## WHAT NEEDS TO BE DONE:
Can you rewrite the rows from the one containing "message-line: Man gewönt" through the one containing "back-arrow-icon[interactable]: ← (137, 0, 163, 17)", replacing "author-name" with "user-name" and leaving everything else unchanged?

◆ ◆ ◆

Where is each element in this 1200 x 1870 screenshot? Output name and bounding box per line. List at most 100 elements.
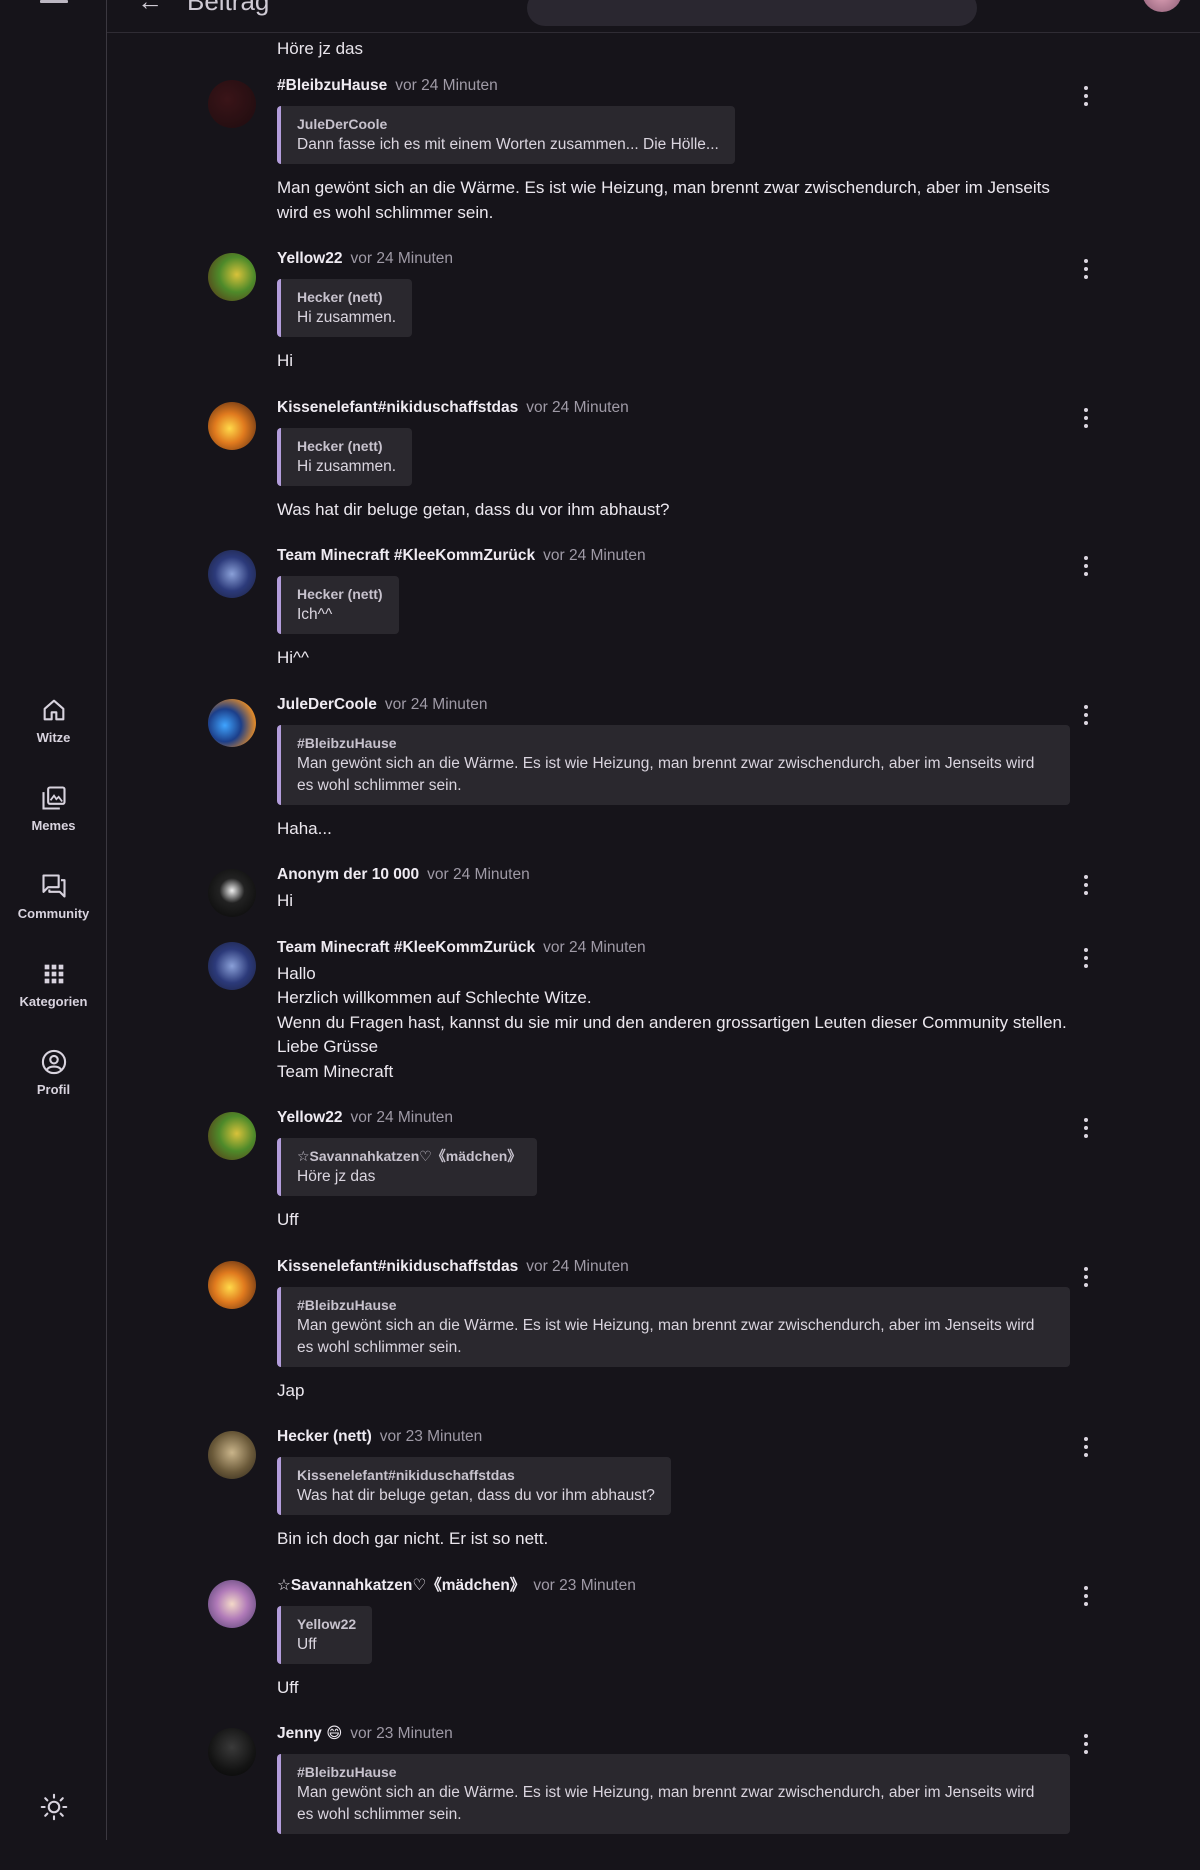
message-line: Man gewönt sich an die Wärme. Es ist wie… (277, 178, 1050, 197)
message-item: Yellow22 vor 24 Minuten Hecker (nett) Hi zu… (107, 249, 1200, 374)
message-line: Bin ich doch gar nicht. Er ist so nett. (277, 1529, 549, 1548)
nav-item-community[interactable]: Community (0, 872, 107, 921)
quoted-author: Hecker (nett) (297, 437, 383, 454)
author-name[interactable]: JuleDerCoole (277, 696, 377, 713)
message-text: Was hat dir beluge getan, dass du vor ih… (277, 498, 1070, 523)
sun-icon[interactable] (40, 1793, 68, 1821)
avatar[interactable] (1142, 0, 1182, 12)
apps-grid-icon (44, 964, 63, 984)
author-name[interactable]: Yellow22 (277, 250, 342, 267)
message-item: JuleDerCoole vor 24 Minuten #BleibzuHause M… (107, 695, 1200, 842)
author-name[interactable]: #BleibzuHause (277, 77, 387, 94)
side-navigation: Witze Memes Community Kategorien Profil (0, 0, 107, 1840)
author-name[interactable]: Jenny 😄 (277, 1725, 342, 1742)
back-arrow-icon[interactable]: ← (137, 0, 163, 17)
timestamp: vor 23 Minuten (379, 1428, 483, 1445)
quoted-reply[interactable]: Kissenelefant#nikiduschaffstdas Was hat d… (277, 1457, 671, 1515)
avatar[interactable] (208, 80, 256, 128)
more-options-icon[interactable] (1084, 259, 1090, 279)
avatar[interactable] (208, 253, 256, 301)
nav-label: Memes (31, 818, 76, 833)
quoted-author: Hecker (nett) (297, 289, 383, 305)
avatar[interactable] (208, 1728, 256, 1776)
avatar[interactable] (208, 401, 256, 450)
more-options-icon[interactable] (1084, 86, 1090, 106)
message-item: Team Minecraft #KleeKommZurück vor 24 Min… (107, 938, 1200, 1085)
message-header: Kissenelefant#nikiduschaffstdas vor 24 Mi… (277, 1257, 1070, 1277)
home-icon (43, 699, 64, 721)
quoted-text: Hi zusammen. (297, 309, 397, 326)
quoted-text: Höre jz das (297, 1168, 376, 1185)
timestamp: vor 24 Minuten (543, 938, 646, 956)
message-text: Hallo Herzlich willkommen auf Schlechte W… (277, 962, 1070, 1085)
quoted-reply[interactable]: Yellow22 Uff (277, 1605, 373, 1664)
avatar[interactable] (208, 1260, 256, 1309)
author-name[interactable]: Yellow22 (277, 1109, 342, 1126)
message-text: Hi (277, 349, 1070, 374)
author-name[interactable]: Anonym der 10 000 (277, 866, 419, 883)
menu-icon[interactable] (40, 0, 68, 3)
nav-item-kategorien[interactable]: Kategorien (0, 960, 107, 1009)
nav-item-profil[interactable]: Profil (0, 1048, 107, 1097)
message-line: wird es wohl schlimmer sein. (277, 202, 494, 222)
message-header: Anonym der 10 000 vor 24 Minuten (277, 865, 1070, 885)
more-options-icon[interactable] (1084, 1585, 1090, 1606)
more-options-icon[interactable] (1084, 1118, 1090, 1138)
more-options-icon[interactable] (1084, 1734, 1090, 1754)
avatar[interactable] (208, 698, 256, 747)
timestamp: vor 24 Minuten (350, 250, 454, 267)
timestamp: vor 24 Minuten (543, 547, 646, 564)
message-text: Jap (277, 1379, 1070, 1404)
timestamp: vor 23 Minuten (350, 1725, 453, 1742)
quoted-reply[interactable]: JuleDerCoole Dann fasse ich es mit einem … (277, 106, 735, 164)
quoted-text: Man gewönt sich an die Wärme. Es ist wie… (297, 754, 1035, 794)
message-text: Bin ich doch gar nicht. Er ist so nett. (277, 1527, 1070, 1552)
author-name[interactable]: Kissenelefant#nikiduschaffstdas (277, 1258, 518, 1275)
more-options-icon[interactable] (1084, 556, 1090, 576)
more-options-icon[interactable] (1084, 704, 1090, 725)
message-header: Yellow22 vor 24 Minuten (277, 249, 1070, 269)
avatar[interactable] (208, 941, 256, 990)
quoted-reply[interactable]: Hecker (nett) Ich^^ (277, 576, 399, 634)
timestamp: vor 24 Minuten (384, 695, 488, 713)
message-text: Hi^^ (277, 646, 1070, 671)
message-line: Hallo (277, 963, 316, 983)
quoted-reply[interactable]: Hecker (nett) Hi zusammen. (277, 279, 413, 337)
more-options-icon[interactable] (1084, 407, 1090, 428)
nav-item-witze[interactable]: Witze (0, 696, 107, 745)
nav-label: Kategorien (19, 994, 88, 1009)
author-name[interactable]: Kissenelefant#nikiduschaffstdas (277, 399, 518, 416)
message-text: Uff (277, 1676, 1070, 1701)
message-line: Was hat dir beluge getan, dass du vor ih… (277, 499, 670, 519)
timestamp: vor 24 Minuten (526, 398, 629, 416)
author-name[interactable]: Team Minecraft #KleeKommZurück (277, 547, 535, 564)
message-line: Liebe Grüsse (277, 1037, 379, 1056)
avatar[interactable] (208, 550, 256, 598)
more-options-icon[interactable] (1084, 1437, 1090, 1457)
quoted-reply[interactable]: Hecker (nett) Hi zusammen. (277, 427, 413, 486)
message-header: Hecker (nett) vor 23 Minuten (277, 1427, 1070, 1447)
more-options-icon[interactable] (1084, 875, 1090, 895)
message-item: Anonym der 10 000 vor 24 Minuten Hi (107, 865, 1200, 917)
forum-icon (41, 874, 66, 898)
quoted-reply[interactable]: #BleibzuHause Man gewönt sich an die Wärm… (277, 1286, 1070, 1367)
nav-label: Community (17, 906, 90, 921)
author-name[interactable]: Hecker (nett) (277, 1428, 372, 1445)
avatar[interactable] (208, 869, 256, 917)
quoted-reply[interactable]: #BleibzuHause Man gewönt sich an die Wärm… (277, 724, 1070, 805)
quoted-text: Ich^^ (297, 606, 333, 623)
nav-item-memes[interactable]: Memes (0, 784, 107, 833)
author-name[interactable]: ☆Savannahkatzen♡《mädchen》 (277, 1577, 525, 1594)
more-options-icon[interactable] (1084, 947, 1090, 968)
more-options-icon[interactable] (1084, 1266, 1090, 1287)
avatar[interactable] (208, 1579, 256, 1628)
search-bar[interactable] (527, 0, 977, 26)
avatar[interactable] (208, 1431, 256, 1479)
quoted-reply[interactable]: ☆Savannahkatzen♡《mädchen》 Höre jz das (277, 1138, 538, 1196)
quoted-text: Uff (297, 1635, 317, 1653)
quoted-author: ☆Savannahkatzen♡《mädchen》 (297, 1148, 522, 1164)
quoted-reply[interactable]: #BleibzuHause Man gewönt sich an die Wärm… (277, 1754, 1070, 1834)
quoted-author: Hecker (nett) (297, 586, 383, 602)
avatar[interactable] (208, 1112, 256, 1160)
author-name[interactable]: Team Minecraft #KleeKommZurück (277, 939, 535, 956)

◆ ◆ ◆

## WRITTEN REPLY:
message-line: Man gewönt sich an die Wärme. Es ist wie… (277, 178, 1050, 197)
message-item: Yellow22 vor 24 Minuten Hecker (nett) Hi zu… (107, 249, 1200, 374)
message-line: Bin ich doch gar nicht. Er ist so nett. (277, 1529, 549, 1548)
nav-item-community[interactable]: Community (0, 872, 107, 921)
quoted-author: Hecker (nett) (297, 437, 383, 454)
user-name[interactable]: JuleDerCoole (277, 696, 377, 713)
message-text: Was hat dir beluge getan, dass du vor ih… (277, 498, 1070, 523)
sun-icon[interactable] (40, 1793, 68, 1821)
avatar[interactable] (1142, 0, 1182, 12)
apps-grid-icon (44, 964, 63, 984)
user-name[interactable]: Yellow22 (277, 250, 342, 267)
message-item: JuleDerCoole vor 24 Minuten #BleibzuHause M… (107, 695, 1200, 842)
user-name[interactable]: #BleibzuHause (277, 77, 387, 94)
side-navigation: Witze Memes Community Kategorien Profil (0, 0, 107, 1840)
user-name[interactable]: Jenny 😄 (277, 1725, 342, 1742)
back-arrow-icon[interactable]: ← (137, 0, 163, 17)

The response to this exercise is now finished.